Extracts from a graphics dataset
= = = = =
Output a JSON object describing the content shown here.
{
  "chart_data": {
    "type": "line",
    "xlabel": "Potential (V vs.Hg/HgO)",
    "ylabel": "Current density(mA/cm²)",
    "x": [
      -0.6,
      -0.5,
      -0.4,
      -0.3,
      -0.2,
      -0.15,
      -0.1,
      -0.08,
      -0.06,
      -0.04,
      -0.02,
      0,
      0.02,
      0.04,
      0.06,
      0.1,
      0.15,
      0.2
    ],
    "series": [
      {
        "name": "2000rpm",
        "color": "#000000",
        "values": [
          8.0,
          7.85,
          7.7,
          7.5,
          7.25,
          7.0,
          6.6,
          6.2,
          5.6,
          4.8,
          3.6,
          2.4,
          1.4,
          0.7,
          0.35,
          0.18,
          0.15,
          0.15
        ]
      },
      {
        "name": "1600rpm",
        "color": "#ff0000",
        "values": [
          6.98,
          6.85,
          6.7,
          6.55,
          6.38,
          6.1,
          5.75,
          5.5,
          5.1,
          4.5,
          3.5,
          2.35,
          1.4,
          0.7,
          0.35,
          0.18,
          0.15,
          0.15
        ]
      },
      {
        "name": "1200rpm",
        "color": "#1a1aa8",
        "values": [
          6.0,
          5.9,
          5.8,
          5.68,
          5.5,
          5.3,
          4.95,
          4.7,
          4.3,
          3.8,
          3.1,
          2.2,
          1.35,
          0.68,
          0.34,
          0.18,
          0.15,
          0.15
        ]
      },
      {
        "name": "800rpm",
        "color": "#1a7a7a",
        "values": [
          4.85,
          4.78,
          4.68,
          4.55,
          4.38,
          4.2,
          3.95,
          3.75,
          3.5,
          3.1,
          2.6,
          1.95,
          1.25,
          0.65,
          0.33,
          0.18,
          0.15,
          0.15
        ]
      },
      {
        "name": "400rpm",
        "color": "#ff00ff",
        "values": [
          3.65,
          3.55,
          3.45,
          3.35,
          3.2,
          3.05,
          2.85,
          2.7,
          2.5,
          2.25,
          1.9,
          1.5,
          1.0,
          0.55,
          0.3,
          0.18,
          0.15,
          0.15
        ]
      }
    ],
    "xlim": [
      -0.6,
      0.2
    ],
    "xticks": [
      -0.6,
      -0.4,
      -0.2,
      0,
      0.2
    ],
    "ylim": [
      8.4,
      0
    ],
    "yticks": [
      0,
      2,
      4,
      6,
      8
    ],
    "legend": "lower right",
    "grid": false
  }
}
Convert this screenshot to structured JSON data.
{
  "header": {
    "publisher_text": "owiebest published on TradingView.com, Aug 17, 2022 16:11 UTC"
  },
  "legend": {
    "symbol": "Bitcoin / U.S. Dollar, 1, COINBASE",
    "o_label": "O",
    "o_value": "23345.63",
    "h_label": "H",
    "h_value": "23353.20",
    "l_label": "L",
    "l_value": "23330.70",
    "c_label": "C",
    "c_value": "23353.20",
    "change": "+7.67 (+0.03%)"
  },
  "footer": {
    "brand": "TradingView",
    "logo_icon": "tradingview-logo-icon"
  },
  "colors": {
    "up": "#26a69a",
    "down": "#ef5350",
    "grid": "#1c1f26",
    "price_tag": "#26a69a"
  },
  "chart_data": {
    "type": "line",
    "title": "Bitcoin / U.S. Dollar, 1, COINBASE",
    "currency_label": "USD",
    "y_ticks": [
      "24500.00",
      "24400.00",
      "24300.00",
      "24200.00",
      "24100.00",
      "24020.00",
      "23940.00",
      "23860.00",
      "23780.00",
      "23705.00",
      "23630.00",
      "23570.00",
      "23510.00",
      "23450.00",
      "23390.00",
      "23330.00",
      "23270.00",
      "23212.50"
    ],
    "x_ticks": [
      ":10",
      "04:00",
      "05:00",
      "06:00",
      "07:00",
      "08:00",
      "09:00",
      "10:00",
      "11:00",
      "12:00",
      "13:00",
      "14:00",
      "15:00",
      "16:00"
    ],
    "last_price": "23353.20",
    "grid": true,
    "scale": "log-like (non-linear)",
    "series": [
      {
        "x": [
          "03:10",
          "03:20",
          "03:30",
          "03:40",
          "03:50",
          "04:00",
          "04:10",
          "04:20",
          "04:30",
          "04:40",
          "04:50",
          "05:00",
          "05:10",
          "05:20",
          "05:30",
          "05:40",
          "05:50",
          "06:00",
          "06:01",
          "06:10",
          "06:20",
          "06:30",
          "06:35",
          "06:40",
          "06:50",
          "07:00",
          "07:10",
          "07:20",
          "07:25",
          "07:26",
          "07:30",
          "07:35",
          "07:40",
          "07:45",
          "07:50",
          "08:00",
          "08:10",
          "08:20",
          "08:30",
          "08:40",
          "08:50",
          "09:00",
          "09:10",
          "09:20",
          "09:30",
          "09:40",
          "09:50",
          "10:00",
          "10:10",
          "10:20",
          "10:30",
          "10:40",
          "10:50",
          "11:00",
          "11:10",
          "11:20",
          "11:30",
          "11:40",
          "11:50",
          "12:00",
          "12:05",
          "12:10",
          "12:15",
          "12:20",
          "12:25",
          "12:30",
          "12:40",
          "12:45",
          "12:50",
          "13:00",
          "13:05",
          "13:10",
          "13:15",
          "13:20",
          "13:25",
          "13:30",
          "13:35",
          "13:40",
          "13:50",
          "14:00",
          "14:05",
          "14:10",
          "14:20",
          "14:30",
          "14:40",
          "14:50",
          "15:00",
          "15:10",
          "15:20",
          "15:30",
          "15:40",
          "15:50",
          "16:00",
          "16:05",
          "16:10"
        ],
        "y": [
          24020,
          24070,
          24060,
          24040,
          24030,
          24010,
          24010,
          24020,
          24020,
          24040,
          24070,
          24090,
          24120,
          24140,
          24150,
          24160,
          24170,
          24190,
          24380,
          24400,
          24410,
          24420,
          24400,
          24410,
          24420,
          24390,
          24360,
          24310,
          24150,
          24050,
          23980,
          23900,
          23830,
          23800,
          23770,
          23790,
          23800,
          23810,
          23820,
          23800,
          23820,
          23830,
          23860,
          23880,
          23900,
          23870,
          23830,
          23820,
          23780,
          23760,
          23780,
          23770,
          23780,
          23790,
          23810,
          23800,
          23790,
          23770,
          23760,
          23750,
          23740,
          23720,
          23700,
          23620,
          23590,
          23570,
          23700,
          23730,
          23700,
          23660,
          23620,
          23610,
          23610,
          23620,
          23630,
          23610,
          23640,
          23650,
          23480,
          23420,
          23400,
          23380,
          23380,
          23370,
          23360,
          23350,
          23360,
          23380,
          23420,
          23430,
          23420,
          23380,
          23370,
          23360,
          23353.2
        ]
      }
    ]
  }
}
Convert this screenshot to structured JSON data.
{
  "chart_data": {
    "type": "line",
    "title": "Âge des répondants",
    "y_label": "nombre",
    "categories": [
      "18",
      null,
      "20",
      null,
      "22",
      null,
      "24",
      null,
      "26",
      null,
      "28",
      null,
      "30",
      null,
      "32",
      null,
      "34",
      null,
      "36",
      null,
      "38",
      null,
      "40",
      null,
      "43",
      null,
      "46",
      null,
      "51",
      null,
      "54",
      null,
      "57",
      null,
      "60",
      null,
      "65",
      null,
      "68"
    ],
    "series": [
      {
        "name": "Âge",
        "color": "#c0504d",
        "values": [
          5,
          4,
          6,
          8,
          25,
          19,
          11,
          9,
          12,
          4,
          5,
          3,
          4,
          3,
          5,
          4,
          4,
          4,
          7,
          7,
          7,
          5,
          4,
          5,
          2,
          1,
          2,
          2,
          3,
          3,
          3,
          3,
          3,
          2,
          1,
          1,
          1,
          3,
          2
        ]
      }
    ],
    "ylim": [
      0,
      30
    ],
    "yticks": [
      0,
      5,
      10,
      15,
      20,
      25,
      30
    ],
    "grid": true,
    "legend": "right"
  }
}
= = = = =
> To be done
From the entries above, collect every line with the string "Bitcoin" in it.

> In response
    "symbol": "Bitcoin / U.S. Dollar, 1, COINBASE",
    "title": "Bitcoin / U.S. Dollar, 1, COINBASE",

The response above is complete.